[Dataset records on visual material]
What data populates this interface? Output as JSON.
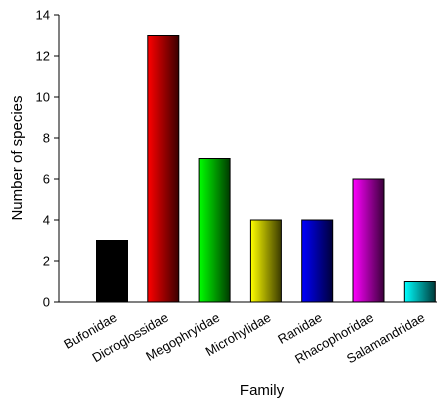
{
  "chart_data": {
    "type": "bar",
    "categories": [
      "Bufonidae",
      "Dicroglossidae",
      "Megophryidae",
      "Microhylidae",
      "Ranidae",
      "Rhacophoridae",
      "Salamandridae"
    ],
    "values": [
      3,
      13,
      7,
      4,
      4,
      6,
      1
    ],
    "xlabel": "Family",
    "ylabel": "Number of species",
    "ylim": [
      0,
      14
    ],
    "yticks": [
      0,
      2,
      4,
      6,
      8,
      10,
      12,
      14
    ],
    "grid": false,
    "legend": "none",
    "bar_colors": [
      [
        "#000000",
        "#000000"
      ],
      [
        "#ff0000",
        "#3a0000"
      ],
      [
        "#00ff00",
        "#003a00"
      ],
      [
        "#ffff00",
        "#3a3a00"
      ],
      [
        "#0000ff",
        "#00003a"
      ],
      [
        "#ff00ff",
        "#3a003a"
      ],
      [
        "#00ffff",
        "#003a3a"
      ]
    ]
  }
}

**To do:** Your copy should match the records word for word, with the pictures removed.

**Finished answer:**
What data populates this interface? Output as JSON.
{
  "chart_data": {
    "type": "bar",
    "categories": [
      "Bufonidae",
      "Dicroglossidae",
      "Megophryidae",
      "Microhylidae",
      "Ranidae",
      "Rhacophoridae",
      "Salamandridae"
    ],
    "values": [
      3,
      13,
      7,
      4,
      4,
      6,
      1
    ],
    "xlabel": "Family",
    "ylabel": "Number of species",
    "ylim": [
      0,
      14
    ],
    "yticks": [
      0,
      2,
      4,
      6,
      8,
      10,
      12,
      14
    ],
    "grid": false,
    "legend": "none",
    "bar_colors": [
      [
        "#000000",
        "#000000"
      ],
      [
        "#ff0000",
        "#3a0000"
      ],
      [
        "#00ff00",
        "#003a00"
      ],
      [
        "#ffff00",
        "#3a3a00"
      ],
      [
        "#0000ff",
        "#00003a"
      ],
      [
        "#ff00ff",
        "#3a003a"
      ],
      [
        "#00ffff",
        "#003a3a"
      ]
    ]
  }
}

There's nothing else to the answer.